◆ **Aim of the task**:
Keep the pictures out of the copy and repeat the records exactly.

◆ **Supplied entries**:

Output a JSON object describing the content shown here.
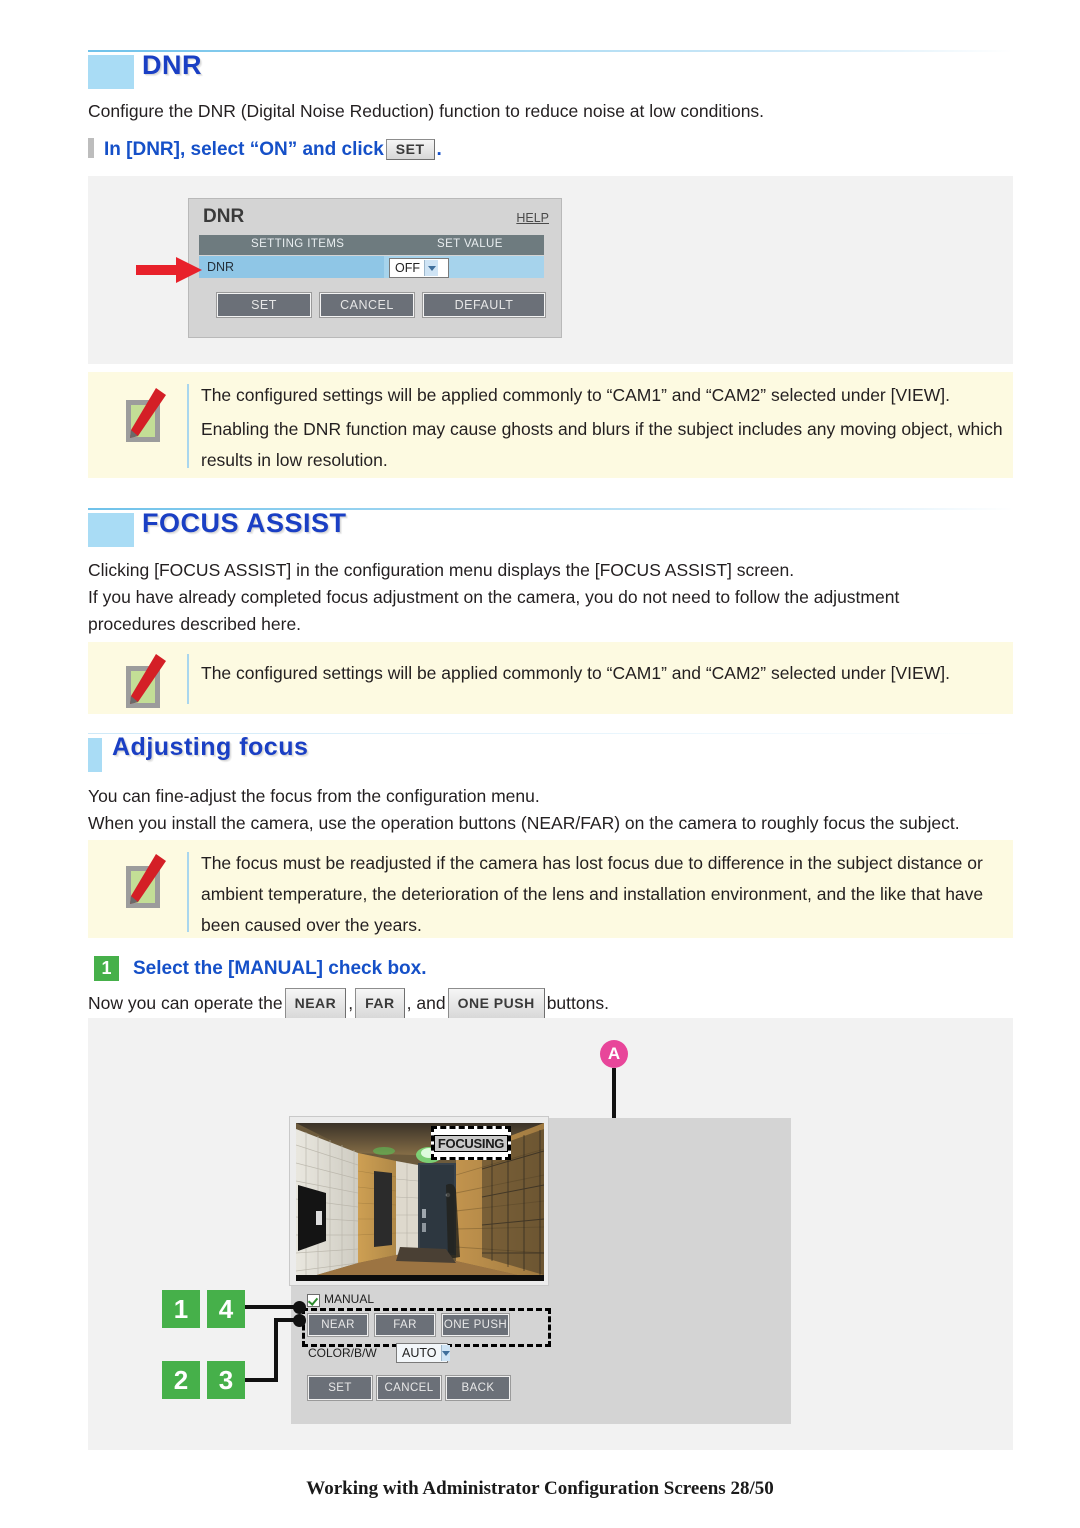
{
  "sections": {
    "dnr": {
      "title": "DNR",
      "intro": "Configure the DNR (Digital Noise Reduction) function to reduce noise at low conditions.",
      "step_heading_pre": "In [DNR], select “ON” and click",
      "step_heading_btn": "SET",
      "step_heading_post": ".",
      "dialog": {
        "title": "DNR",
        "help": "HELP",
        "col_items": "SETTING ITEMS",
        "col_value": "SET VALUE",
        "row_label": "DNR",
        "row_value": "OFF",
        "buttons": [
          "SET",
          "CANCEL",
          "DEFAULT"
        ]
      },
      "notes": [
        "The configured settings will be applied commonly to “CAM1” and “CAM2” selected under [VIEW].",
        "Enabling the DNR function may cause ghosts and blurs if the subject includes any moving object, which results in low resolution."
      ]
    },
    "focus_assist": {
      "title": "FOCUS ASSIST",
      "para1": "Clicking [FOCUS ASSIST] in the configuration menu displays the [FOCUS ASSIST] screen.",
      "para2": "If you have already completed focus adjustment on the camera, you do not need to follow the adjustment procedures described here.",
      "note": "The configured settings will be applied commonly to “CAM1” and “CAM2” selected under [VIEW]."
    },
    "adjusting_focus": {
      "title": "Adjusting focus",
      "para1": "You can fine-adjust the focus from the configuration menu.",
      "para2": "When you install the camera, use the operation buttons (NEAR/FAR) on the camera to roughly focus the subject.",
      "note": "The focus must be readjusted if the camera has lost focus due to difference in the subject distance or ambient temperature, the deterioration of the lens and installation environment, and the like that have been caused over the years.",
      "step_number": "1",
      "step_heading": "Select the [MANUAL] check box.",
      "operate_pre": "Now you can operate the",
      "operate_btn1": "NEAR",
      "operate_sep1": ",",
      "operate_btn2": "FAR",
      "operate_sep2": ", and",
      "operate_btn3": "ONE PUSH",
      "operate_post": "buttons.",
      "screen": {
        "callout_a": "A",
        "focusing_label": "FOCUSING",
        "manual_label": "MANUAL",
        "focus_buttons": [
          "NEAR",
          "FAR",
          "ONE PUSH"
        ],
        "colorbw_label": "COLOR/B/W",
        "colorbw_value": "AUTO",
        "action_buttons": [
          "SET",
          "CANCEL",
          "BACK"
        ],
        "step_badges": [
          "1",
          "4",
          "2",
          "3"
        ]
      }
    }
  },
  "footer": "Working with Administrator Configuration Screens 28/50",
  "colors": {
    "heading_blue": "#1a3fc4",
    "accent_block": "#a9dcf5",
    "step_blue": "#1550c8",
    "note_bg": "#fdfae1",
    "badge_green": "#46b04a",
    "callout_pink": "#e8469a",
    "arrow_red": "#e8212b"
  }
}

◆ **Full solution**:
Output a JSON object describing the content shown here.
{
  "sections": {
    "dnr": {
      "title": "DNR",
      "intro": "Configure the DNR (Digital Noise Reduction) function to reduce noise at low conditions.",
      "step_heading_pre": "In [DNR], select “ON” and click",
      "step_heading_btn": "SET",
      "step_heading_post": ".",
      "dialog": {
        "title": "DNR",
        "help": "HELP",
        "col_items": "SETTING ITEMS",
        "col_value": "SET VALUE",
        "row_label": "DNR",
        "row_value": "OFF",
        "buttons": [
          "SET",
          "CANCEL",
          "DEFAULT"
        ]
      },
      "notes": [
        "The configured settings will be applied commonly to “CAM1” and “CAM2” selected under [VIEW].",
        "Enabling the DNR function may cause ghosts and blurs if the subject includes any moving object, which results in low resolution."
      ]
    },
    "focus_assist": {
      "title": "FOCUS ASSIST",
      "para1": "Clicking [FOCUS ASSIST] in the configuration menu displays the [FOCUS ASSIST] screen.",
      "para2": "If you have already completed focus adjustment on the camera, you do not need to follow the adjustment procedures described here.",
      "note": "The configured settings will be applied commonly to “CAM1” and “CAM2” selected under [VIEW]."
    },
    "adjusting_focus": {
      "title": "Adjusting focus",
      "para1": "You can fine-adjust the focus from the configuration menu.",
      "para2": "When you install the camera, use the operation buttons (NEAR/FAR) on the camera to roughly focus the subject.",
      "note": "The focus must be readjusted if the camera has lost focus due to difference in the subject distance or ambient temperature, the deterioration of the lens and installation environment, and the like that have been caused over the years.",
      "step_number": "1",
      "step_heading": "Select the [MANUAL] check box.",
      "operate_pre": "Now you can operate the",
      "operate_btn1": "NEAR",
      "operate_sep1": ",",
      "operate_btn2": "FAR",
      "operate_sep2": ", and",
      "operate_btn3": "ONE PUSH",
      "operate_post": "buttons.",
      "screen": {
        "callout_a": "A",
        "focusing_label": "FOCUSING",
        "manual_label": "MANUAL",
        "focus_buttons": [
          "NEAR",
          "FAR",
          "ONE PUSH"
        ],
        "colorbw_label": "COLOR/B/W",
        "colorbw_value": "AUTO",
        "action_buttons": [
          "SET",
          "CANCEL",
          "BACK"
        ],
        "step_badges": [
          "1",
          "4",
          "2",
          "3"
        ]
      }
    }
  },
  "footer": "Working with Administrator Configuration Screens 28/50",
  "colors": {
    "heading_blue": "#1a3fc4",
    "accent_block": "#a9dcf5",
    "step_blue": "#1550c8",
    "note_bg": "#fdfae1",
    "badge_green": "#46b04a",
    "callout_pink": "#e8469a",
    "arrow_red": "#e8212b"
  }
}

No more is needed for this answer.